_Given instruction:_
Isolate every line in the data with the string "JSON" and copy it.

++++ Information shown

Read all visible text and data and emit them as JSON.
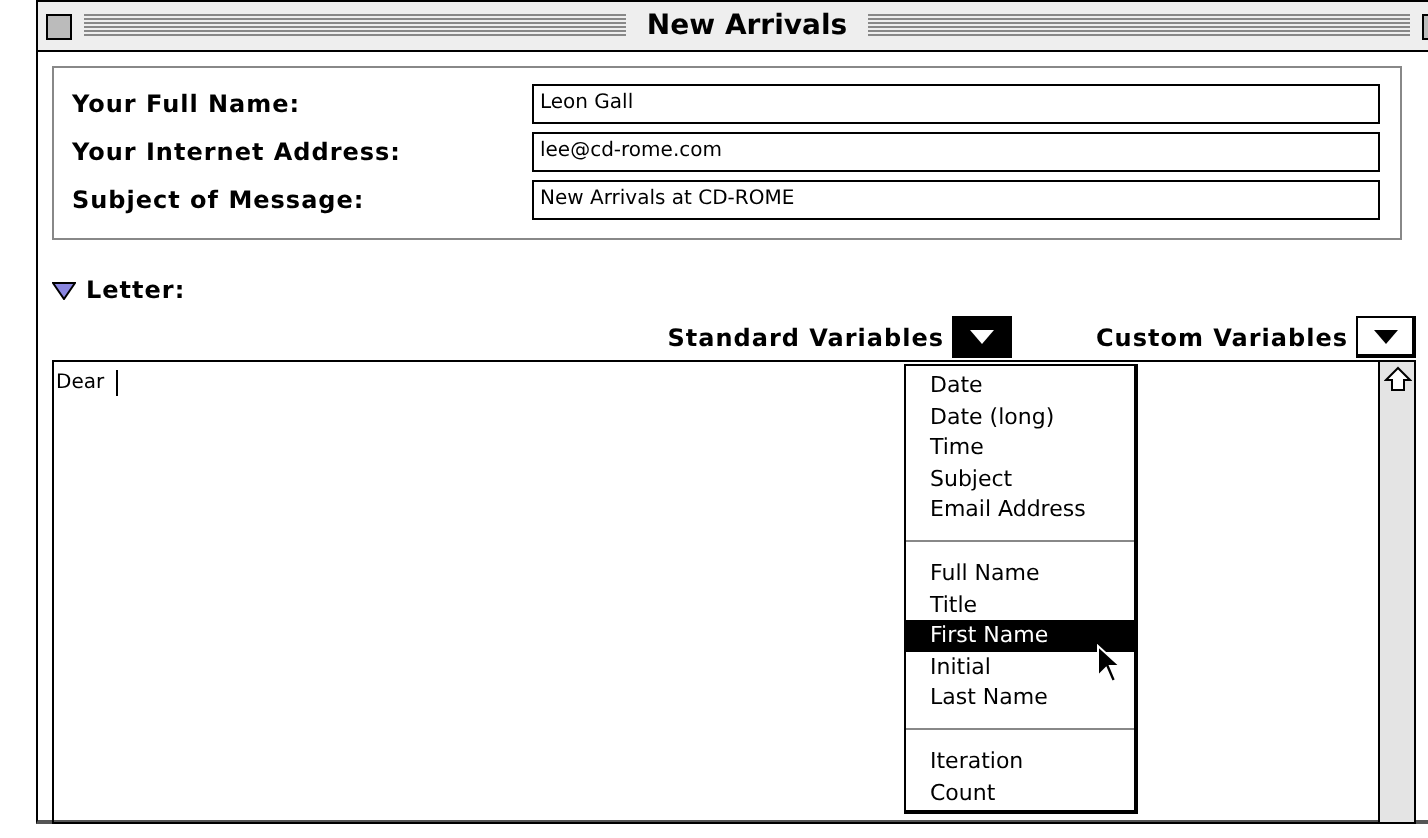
{
  "window": {
    "title": "New Arrivals"
  },
  "fields": [
    {
      "label": "Your Full Name:",
      "value": "Leon Gall"
    },
    {
      "label": "Your Internet Address:",
      "value": "lee@cd-rome.com"
    },
    {
      "label": "Subject of Message:",
      "value": "New Arrivals at CD-ROME"
    }
  ],
  "letter": {
    "label": "Letter:",
    "expanded": true,
    "value": "Dear"
  },
  "variables": [
    {
      "label": "Standard Variables",
      "open": true
    },
    {
      "label": "Custom Variables",
      "open": false
    }
  ],
  "menu": {
    "groups": [
      [
        {
          "label": "Date",
          "selected": false
        },
        {
          "label": "Date (long)",
          "selected": false
        },
        {
          "label": "Time",
          "selected": false
        },
        {
          "label": "Subject",
          "selected": false
        },
        {
          "label": "Email Address",
          "selected": false
        }
      ],
      [
        {
          "label": "Full Name",
          "selected": false
        },
        {
          "label": "Title",
          "selected": false
        },
        {
          "label": "First Name",
          "selected": true
        },
        {
          "label": "Initial",
          "selected": false
        },
        {
          "label": "Last Name",
          "selected": false
        }
      ],
      [
        {
          "label": "Iteration",
          "selected": false
        },
        {
          "label": "Count",
          "selected": false
        }
      ]
    ]
  }
}
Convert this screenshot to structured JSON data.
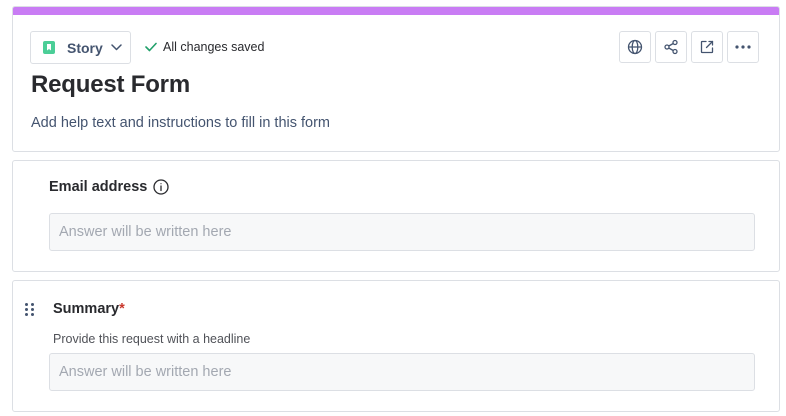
{
  "theme": {
    "accent": "#c97cf4",
    "story_icon_color": "#4bce97",
    "check_color": "#22a06b",
    "required_color": "#c9372c"
  },
  "header": {
    "issue_type_label": "Story",
    "save_status": "All changes saved",
    "tools": [
      "globe-icon",
      "share-icon",
      "open-external-icon",
      "more-icon"
    ]
  },
  "form": {
    "title": "Request Form",
    "help_text": "Add help text and instructions to fill in this form"
  },
  "fields": [
    {
      "label": "Email address",
      "placeholder": "Answer will be written here",
      "has_info_icon": true
    },
    {
      "label": "Summary",
      "required_marker": "*",
      "description": "Provide this request with a headline",
      "placeholder": "Answer will be written here"
    }
  ]
}
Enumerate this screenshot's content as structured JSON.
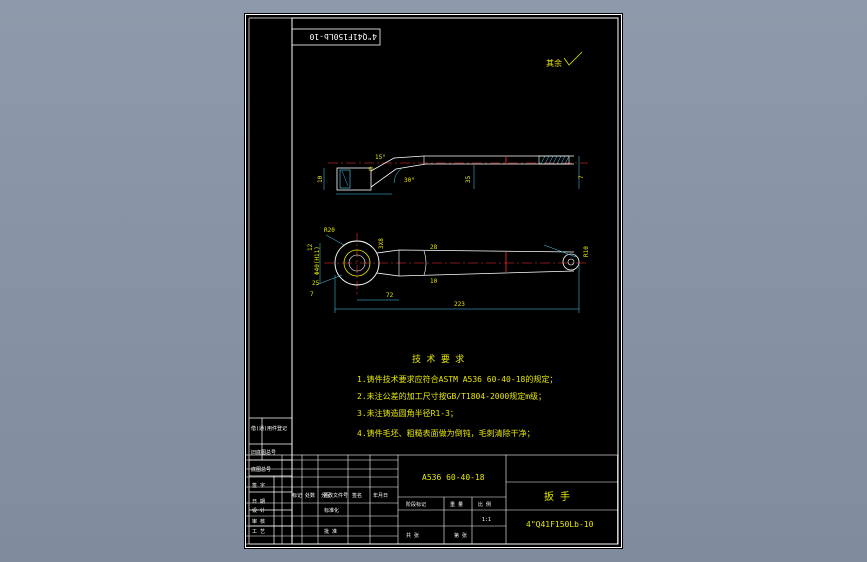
{
  "drawing_number_rotated": "4\"Q41F150Lb-10",
  "surface_note": "其余",
  "dimensions": {
    "thickness_side": "10",
    "angle_15": "15°",
    "angle_30": "30°",
    "length_35": "35",
    "width_7": "7",
    "radius_20": "R20",
    "hole": "3X8",
    "dim_12": "12",
    "diameter": "Φ40(H11)",
    "dim_25": "25",
    "dim_7": "7",
    "wall_28": "28",
    "dim_10": "10",
    "depth_72": "72",
    "overall_223": "223",
    "radius_10": "R10"
  },
  "tech_requirements": {
    "title": "技 术 要 求",
    "items": [
      "1.铸件技术要求应符合ASTM A536 60-40-18的规定；",
      "2.未注公差的加工尺寸按GB/T1804-2000规定m级；",
      "3.未注铸造圆角半径R1-3；",
      "4.铸件毛坯、粗糙表面做为倒钝，毛刺清除干净；"
    ]
  },
  "title_block": {
    "material": "A536 60-40-18",
    "part_name": "扳 手",
    "drawing_number": "4\"Q41F150Lb-10",
    "labels": {
      "design": "设 计",
      "check": "审 核",
      "approve": "批 准",
      "process": "工 艺",
      "standardize": "标准化",
      "stage_marking": "阶段标记",
      "weight": "重 量",
      "ratio": "比 例",
      "scale_value": "1:1",
      "sheet_total": "共 张",
      "sheet_no": "第 张",
      "marks": "标记",
      "count": "处数",
      "zone": "分区",
      "change_doc": "更改文件号",
      "signature": "签名",
      "date": "年月日"
    },
    "side_strip": [
      "借(通)用件登记",
      "旧底图总号",
      "底图总号",
      "签 字",
      "日 期"
    ]
  }
}
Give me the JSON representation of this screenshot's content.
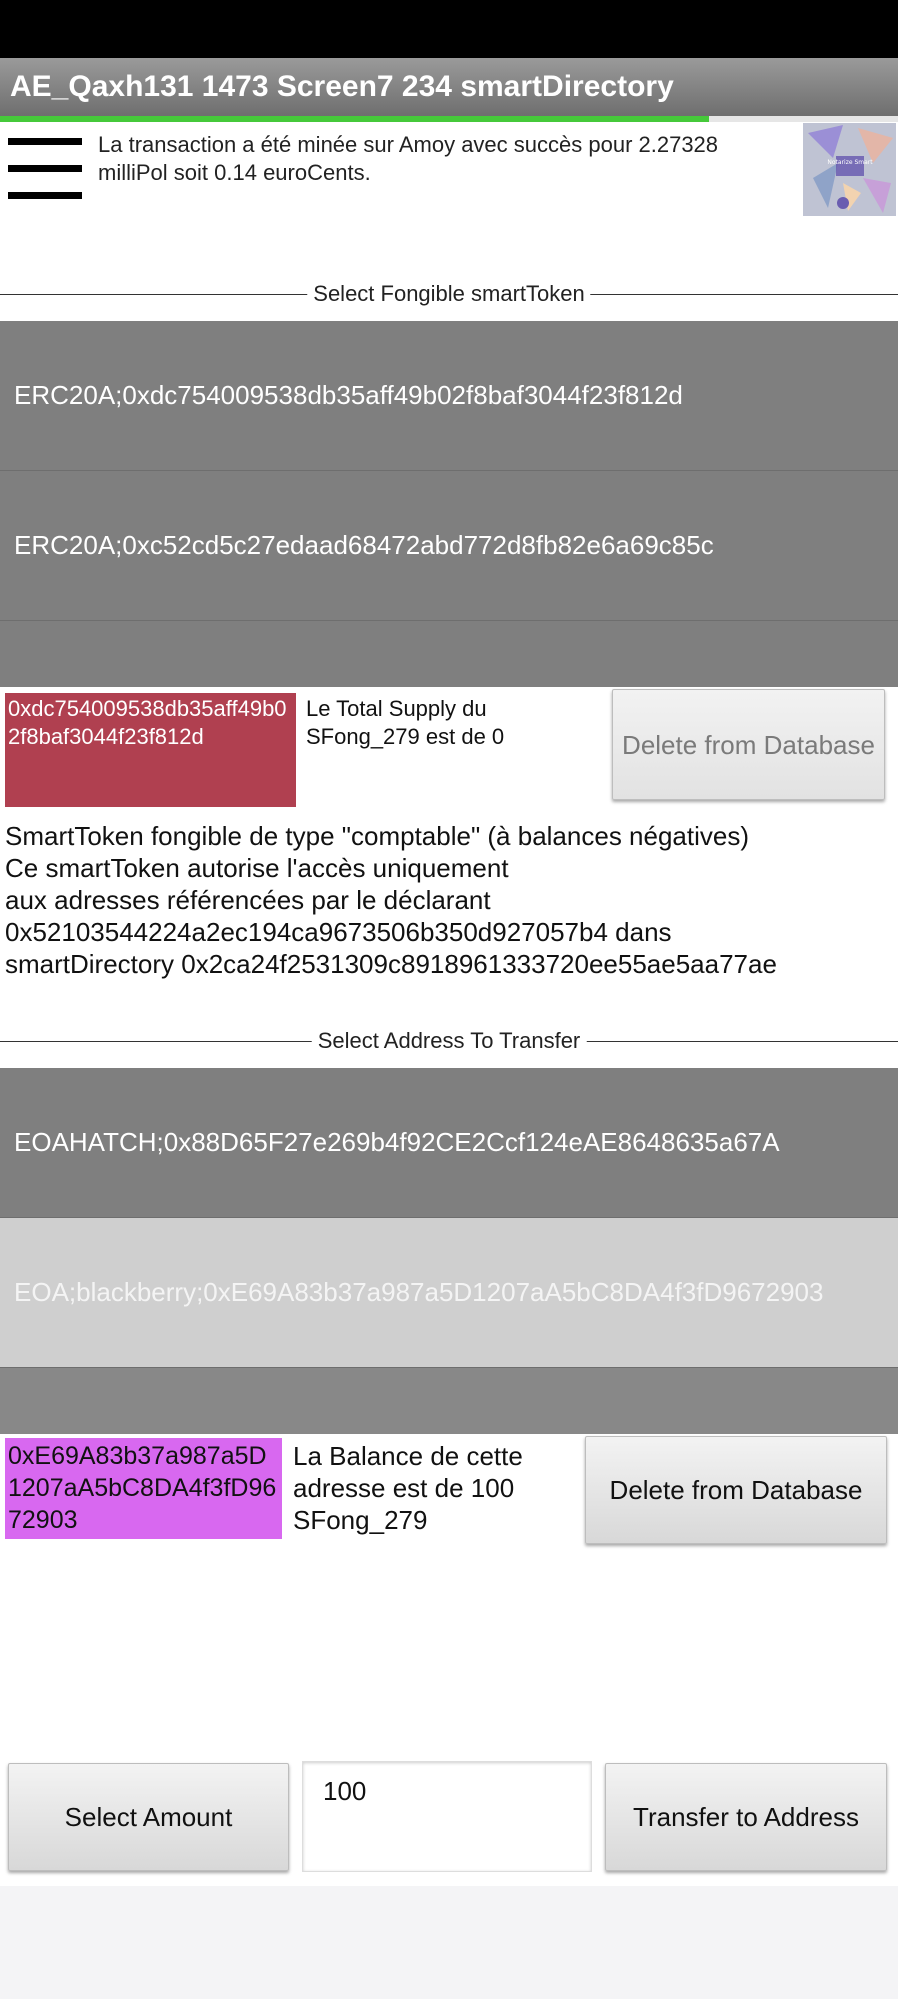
{
  "app": {
    "title": "AE_Qaxh131 1473 Screen7 234 smartDirectory",
    "progress": 0.79,
    "accent_color": "#46c93a"
  },
  "header": {
    "menu_icon": "hamburger-menu-icon",
    "notice": "La transaction a été minée sur Amoy avec succès pour 2.27328 milliPol soit 0.14 euroCents.",
    "thumbnail_icon": "app-logo-thumbnail",
    "thumbnail_text": "Notarize Smart"
  },
  "token_section": {
    "title": "Select Fongible smartToken",
    "items": [
      "ERC20A;0xdc754009538db35aff49b02f8baf3044f23f812d",
      "ERC20A;0xc52cd5c27edaad68472abd772d8fb82e6a69c85c"
    ],
    "selected_address": "0xdc754009538db35aff49b02f8baf3044f23f812d",
    "selected_color": "#b04050",
    "supply_text": "Le Total Supply du SFong_279 est de 0",
    "delete_label": "Delete from Database"
  },
  "description": {
    "lines": [
      "SmartToken fongible de type \"comptable\" (à balances négatives)",
      "Ce smartToken autorise l'accès uniquement",
      "aux adresses référencées par le déclarant",
      "0x52103544224a2ec194ca9673506b350d927057b4 dans",
      "smartDirectory 0x2ca24f2531309c8918961333720ee55ae5aa77ae"
    ]
  },
  "address_section": {
    "title": "Select Address To Transfer",
    "items": [
      "EOAHATCH;0x88D65F27e269b4f92CE2Ccf124eAE8648635a67A",
      "EOA;blackberry;0xE69A83b37a987a5D1207aA5bC8DA4f3fD9672903"
    ],
    "selected_address": "0xE69A83b37a987a5D1207aA5bC8DA4f3fD9672903",
    "selected_color": "#d868f0",
    "balance_text": "La Balance de cette adresse est de 100 SFong_279",
    "delete_label": "Delete from Database"
  },
  "transfer": {
    "select_amount_label": "Select Amount",
    "amount_value": "100",
    "transfer_label": "Transfer to Address"
  }
}
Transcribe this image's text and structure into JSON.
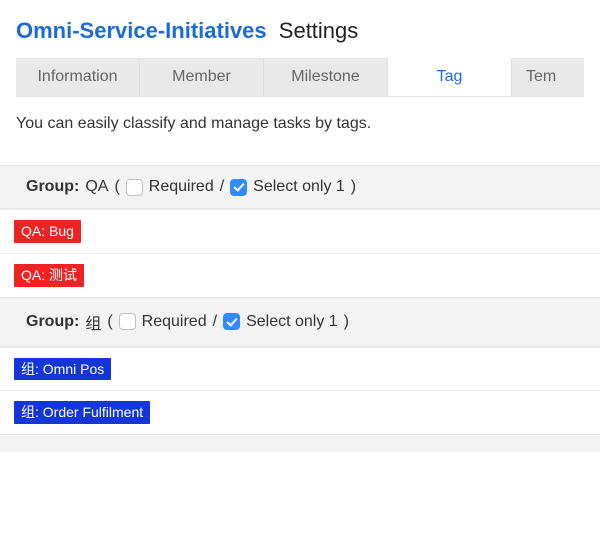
{
  "header": {
    "project_name": "Omni-Service-Initiatives",
    "page_title": "Settings"
  },
  "tabs": {
    "items": [
      {
        "label": "Information",
        "active": false
      },
      {
        "label": "Member",
        "active": false
      },
      {
        "label": "Milestone",
        "active": false
      },
      {
        "label": "Tag",
        "active": true
      },
      {
        "label": "Tem",
        "active": false
      }
    ]
  },
  "description": "You can easily classify and manage tasks by tags.",
  "labels": {
    "group_prefix": "Group:",
    "required": "Required",
    "separator": "/",
    "select_only_1": "Select only 1",
    "open_paren": "(",
    "close_paren": ")"
  },
  "groups": [
    {
      "name": "QA",
      "required_checked": false,
      "select_only_one_checked": true,
      "tags": [
        {
          "label": "QA: Bug",
          "color": "red"
        },
        {
          "label": "QA: 测试",
          "color": "red"
        }
      ]
    },
    {
      "name": "组",
      "required_checked": false,
      "select_only_one_checked": true,
      "tags": [
        {
          "label": "组: Omni Pos",
          "color": "blue"
        },
        {
          "label": "组: Order Fulfilment",
          "color": "blue"
        }
      ]
    }
  ]
}
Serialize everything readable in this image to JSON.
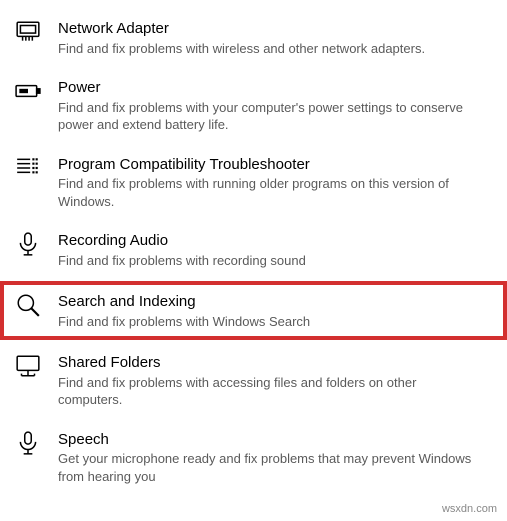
{
  "troubleshooters": [
    {
      "title": "Network Adapter",
      "desc": "Find and fix problems with wireless and other network adapters.",
      "icon": "network-adapter-icon",
      "highlighted": false
    },
    {
      "title": "Power",
      "desc": "Find and fix problems with your computer's power settings to conserve power and extend battery life.",
      "icon": "power-icon",
      "highlighted": false
    },
    {
      "title": "Program Compatibility Troubleshooter",
      "desc": "Find and fix problems with running older programs on this version of Windows.",
      "icon": "program-compatibility-icon",
      "highlighted": false
    },
    {
      "title": "Recording Audio",
      "desc": "Find and fix problems with recording sound",
      "icon": "microphone-icon",
      "highlighted": false
    },
    {
      "title": "Search and Indexing",
      "desc": "Find and fix problems with Windows Search",
      "icon": "search-icon",
      "highlighted": true
    },
    {
      "title": "Shared Folders",
      "desc": "Find and fix problems with accessing files and folders on other computers.",
      "icon": "shared-folders-icon",
      "highlighted": false
    },
    {
      "title": "Speech",
      "desc": "Get your microphone ready and fix problems that may prevent Windows from hearing you",
      "icon": "microphone-icon",
      "highlighted": false
    }
  ],
  "watermark": "wsxdn.com"
}
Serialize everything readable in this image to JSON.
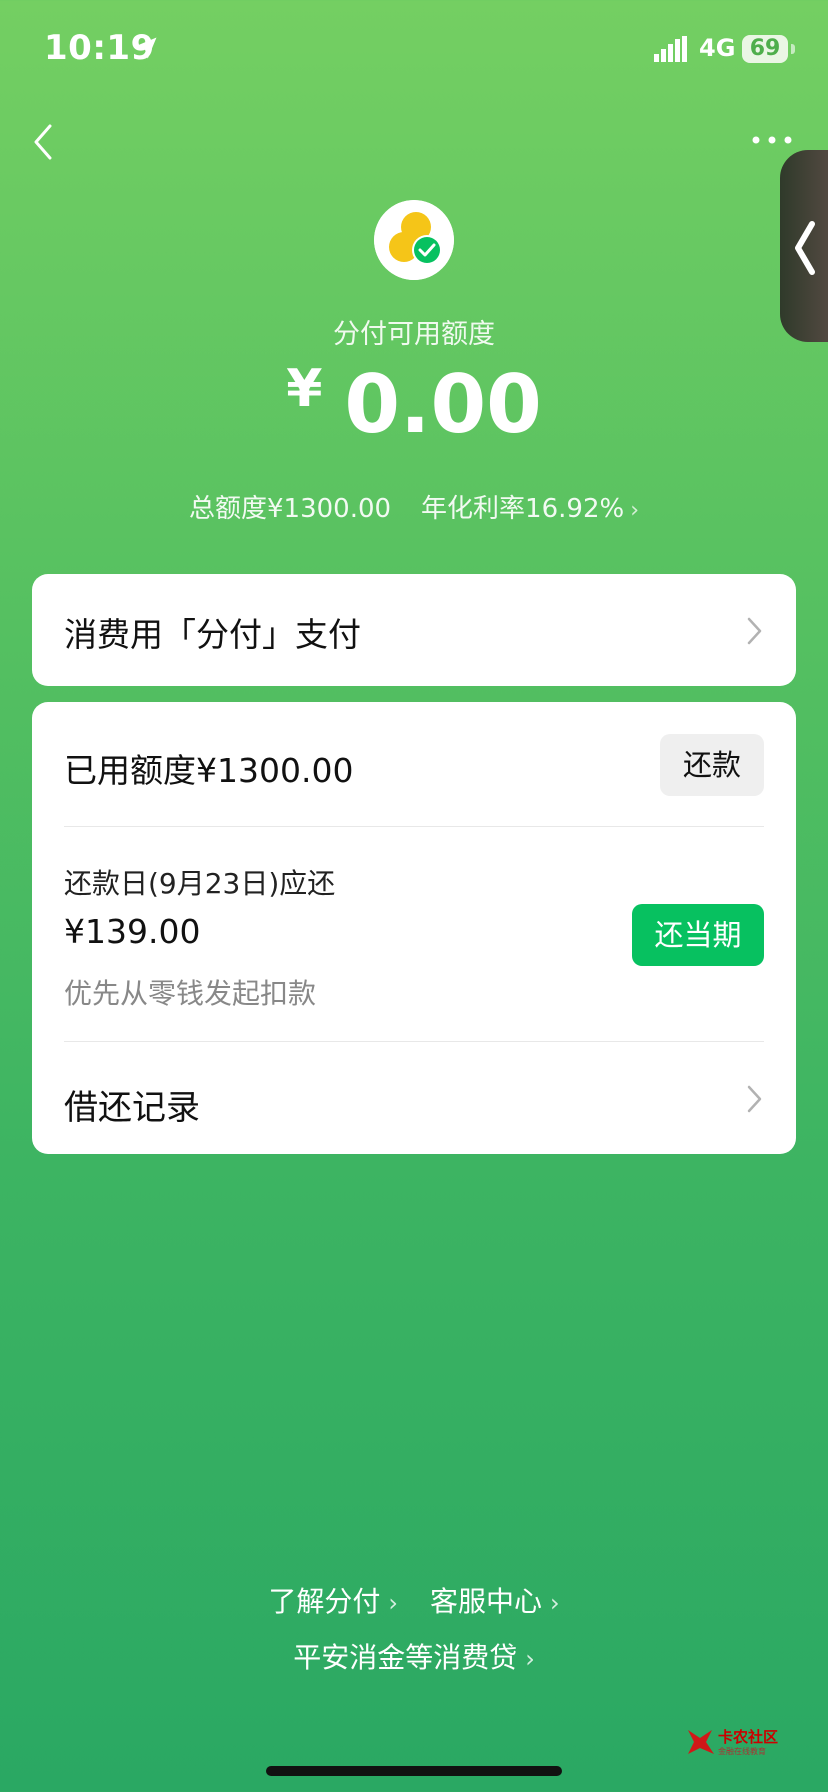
{
  "status_bar": {
    "time": "10:19",
    "network": "4G",
    "battery": "69"
  },
  "header": {
    "back_icon": "chevron-left-icon",
    "more_icon": "more-dots-icon"
  },
  "summary": {
    "label": "分付可用额度",
    "currency_symbol": "¥",
    "available_amount": "0.00",
    "total_limit": "总额度¥1300.00",
    "annual_rate": "年化利率16.92%"
  },
  "pay_card": {
    "label": "消费用「分付」支付"
  },
  "usage_card": {
    "used_label": "已用额度¥1300.00",
    "repay_button": "还款",
    "due_label": "还款日(9月23日)应还",
    "due_amount": "¥139.00",
    "deduction_note": "优先从零钱发起扣款",
    "pay_current_button": "还当期",
    "records_label": "借还记录"
  },
  "footer": {
    "learn_link": "了解分付",
    "service_link": "客服中心",
    "loans_link": "平安消金等消费贷"
  },
  "watermark": {
    "text": "卡农社区",
    "sub": "金融在线教育"
  },
  "colors": {
    "primary_green": "#07c160",
    "bg_top": "#74cf62",
    "bg_bottom": "#2aa863"
  }
}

++++++++

_Exercise solution:_
Read all visible text and data and emit them as JSON.
Convert this screenshot to structured JSON data.
Enumerate this screenshot's content as structured JSON.
Give me the JSON representation of this screenshot's content.
Transcribe this image's text and structure into JSON.
Serialize everything readable in this image to JSON.
Serialize everything readable in this image to JSON.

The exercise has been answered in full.